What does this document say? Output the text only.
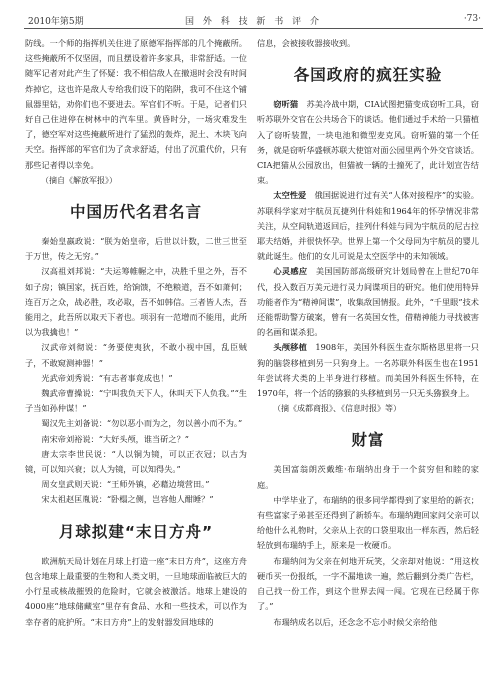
2010年第5期	国 外 科 技 新 书 评 介	·73·

防线。一个师的指挥机关住进了原德军指挥部的几个掩蔽所。这些掩蔽所不仅坚固，而且摆设着许多家具，非常舒适。一位随军记者对此产生了怀疑：我不相信敌人在撤退时会没有时间炸掉它，这也许是敌人专给我们设下的陷阱，我可不住这个铺鼠器里钻，劝你们也不要进去。军官们不听。于是，记者们只好自己住进停在树林中的汽车里。黄昏时分，一场灾难发生了，德空军对这些掩蔽所进行了猛烈的轰炸，泥土、木块飞向天空。指挥部的军官们为了贪求舒适，付出了沉重代价，只有那些记者得以幸免。

（摘自《解放军报》）

中国历代名君名言

秦始皇嬴政说：“朕为始皇帝，后世以计数，二世三世至于万世，传之无穷。”

汉高祖刘邦说：“夫运筹帷幄之中，决胜千里之外，吾不如子房；镇国家，抚百姓，给饷馈，不绝粮道，吾不如萧何；连百万之众，战必胜，攻必取，吾不如韩信。三者皆人杰，吾能用之，此吾所以取天下者也。项羽有一范增而不能用，此所以为我擒也！”

汉武帝刘彻说：“务要使夷狄，不敢小视中国，乱臣贼子，不敢窥测神器！”

光武帝刘秀说：“有志者事竟成也！”

魏武帝曹操说：“宁叫我负天下人，休叫天下人负我。”“生子当如孙仲谋！”

蜀汉先主刘备说：“勿以恶小而为之，勿以善小而不为。”

南宋帝刘裕说：“大好头颅，谁当斫之？”

唐太宗李世民说：“人以铜为镜，可以正衣冠；以古为镜，可以知兴衰；以人为镜，可以知得失。”

周女皇武则天说：“王师外镇，必藉边境营田。”

宋太祖赵匡胤说：“卧榻之侧，岂容他人酣睡？”

月球拟建“末日方舟”

欧洲航天局计划在月球上打造一座“末日方舟”，这座方舟包含地球上最重要的生物和人类文明，一旦地球面临被巨大的小行星或核战摧毁的危险时，它就会被激活。地球上建设的4000座“地球储藏室”里存有食品、水和一些技术，可以作为幸存者的庇护所。“末日方舟”上的发射器发回地球的

信息，会被接收器接收到。

各国政府的疯狂实验

窃听猫　 苏美冷战中期，CIA试图把猫变成窃听工具，窃听苏联外交官在公共场合下的谈话。他们通过手术给一只猫植入了窃听装置，一块电池和微型麦克风。窃听猫的第一个任务，就是窃听华盛顿苏联大使馆对面公园里两个外交官谈话。CIA把猫从公园放出，但猫被一辆的士撞死了，此计划宣告结束。

太空性爱　 俄国据说进行过有关“人体对接程序”的实验。苏联科学家对宇航员瓦捷列什科娃和1964年的怀孕情况非常关注，从空间轨道返回后，挂列什科娃与同为宇航员的尼古拉耶夫结婚，并很快怀孕。世界上第一个父母同为宇航员的婴儿就此诞生。他们的女儿可说是太空医学中的未知领域。

心灵感应　 美国国防部高级研究计划局曾在上世纪70年代，投入数百万美元进行灵力间谍项目的研究。他们使用特异功能者作为“精神间谍”，收集敌国情报。此外，“千里眼”技术还能帮助警方破案，曾有一名英国女性，借精神能力寻找被害的名画和谋杀犯。

头颅移植　 1908年，美国外科医生查尔斯格思里将一只狗的脑袋移植到另一只狗身上。一名苏联外科医生也在1951年尝试将犬类的上半身进行移植。而美国外科医生怀特，在1970年，将一个活的猕猴的头移植到另一只无头猕猴身上。

（摘《成都商报》、《信息时报》等）

财富

美国富翁朗茨戴维·布瑞纳出身于一个贫穷但和睦的家庭。

中学毕业了，布瑞纳的很多同学都得到了家里给的新衣；有些富家子弟甚至还得到了新轿车。布瑞纳跑回家问父亲可以给他什么礼物时，父亲从上衣的口袋里取出一样东西，然后轻轻放到布瑞纳手上，原来是一枚硬币。

布瑞纳问为父亲在何地开玩笑，父亲却对他说：“用这枚硬币买一份报纸，一字不漏地读一遍，然后翻到分类广告栏，自己找一份工作，到这个世界去闯一闯。它现在已经属于你了。”

布瑞纳成名以后，还念念不忘小时候父亲给他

» Exercise:
Pictures stay out; repeat all the rest of the records exactly.

» Final result:
What does this document say? Output the text only.
2010年第5期	国 外 科 技 新 书 评 介	·73·

防线。一个师的指挥机关住进了原德军指挥部的几个掩蔽所。这些掩蔽所不仅坚固，而且摆设着许多家具，非常舒适。一位随军记者对此产生了怀疑：我不相信敌人在撤退时会没有时间炸掉它，这也许是敌人专给我们设下的陷阱，我可不住这个铺鼠器里钻，劝你们也不要进去。军官们不听。于是，记者们只好自己住进停在树林中的汽车里。黄昏时分，一场灾难发生了，德空军对这些掩蔽所进行了猛烈的轰炸，泥土、木块飞向天空。指挥部的军官们为了贪求舒适，付出了沉重代价，只有那些记者得以幸免。

（摘自《解放军报》）

中国历代名君名言

秦始皇嬴政说：“朕为始皇帝，后世以计数，二世三世至于万世，传之无穷。”

汉高祖刘邦说：“夫运筹帷幄之中，决胜千里之外，吾不如子房；镇国家，抚百姓，给饷馈，不绝粮道，吾不如萧何；连百万之众，战必胜，攻必取，吾不如韩信。三者皆人杰，吾能用之，此吾所以取天下者也。项羽有一范增而不能用，此所以为我擒也！”

汉武帝刘彻说：“务要使夷狄，不敢小视中国，乱臣贼子，不敢窥测神器！”

光武帝刘秀说：“有志者事竟成也！”

魏武帝曹操说：“宁叫我负天下人，休叫天下人负我。”“生子当如孙仲谋！”

蜀汉先主刘备说：“勿以恶小而为之，勿以善小而不为。”

南宋帝刘裕说：“大好头颅，谁当斫之？”

唐太宗李世民说：“人以铜为镜，可以正衣冠；以古为镜，可以知兴衰；以人为镜，可以知得失。”

周女皇武则天说：“王师外镇，必藉边境营田。”

宋太祖赵匡胤说：“卧榻之侧，岂容他人酣睡？”

月球拟建“末日方舟”

欧洲航天局计划在月球上打造一座“末日方舟”，这座方舟包含地球上最重要的生物和人类文明，一旦地球面临被巨大的小行星或核战摧毁的危险时，它就会被激活。地球上建设的4000座“地球储藏室”里存有食品、水和一些技术，可以作为幸存者的庇护所。“末日方舟”上的发射器发回地球的

信息，会被接收器接收到。

各国政府的疯狂实验

窃听猫　 苏美冷战中期，CIA试图把猫变成窃听工具，窃听苏联外交官在公共场合下的谈话。他们通过手术给一只猫植入了窃听装置，一块电池和微型麦克风。窃听猫的第一个任务，就是窃听华盛顿苏联大使馆对面公园里两个外交官谈话。CIA把猫从公园放出，但猫被一辆的士撞死了，此计划宣告结束。

太空性爱　 俄国据说进行过有关“人体对接程序”的实验。苏联科学家对宇航员瓦捷列什科娃和1964年的怀孕情况非常关注，从空间轨道返回后，挂列什科娃与同为宇航员的尼古拉耶夫结婚，并很快怀孕。世界上第一个父母同为宇航员的婴儿就此诞生。他们的女儿可说是太空医学中的未知领域。

心灵感应　 美国国防部高级研究计划局曾在上世纪70年代，投入数百万美元进行灵力间谍项目的研究。他们使用特异功能者作为“精神间谍”，收集敌国情报。此外，“千里眼”技术还能帮助警方破案，曾有一名英国女性，借精神能力寻找被害的名画和谋杀犯。

头颅移植　 1908年，美国外科医生查尔斯格思里将一只狗的脑袋移植到另一只狗身上。一名苏联外科医生也在1951年尝试将犬类的上半身进行移植。而美国外科医生怀特，在1970年，将一个活的猕猴的头移植到另一只无头猕猴身上。

（摘《成都商报》、《信息时报》等）

财富

美国富翁朗茨戴维·布瑞纳出身于一个贫穷但和睦的家庭。

中学毕业了，布瑞纳的很多同学都得到了家里给的新衣；有些富家子弟甚至还得到了新轿车。布瑞纳跑回家问父亲可以给他什么礼物时，父亲从上衣的口袋里取出一样东西，然后轻轻放到布瑞纳手上，原来是一枚硬币。

布瑞纳问为父亲在何地开玩笑，父亲却对他说：“用这枚硬币买一份报纸，一字不漏地读一遍，然后翻到分类广告栏，自己找一份工作，到这个世界去闯一闯。它现在已经属于你了。”

布瑞纳成名以后，还念念不忘小时候父亲给他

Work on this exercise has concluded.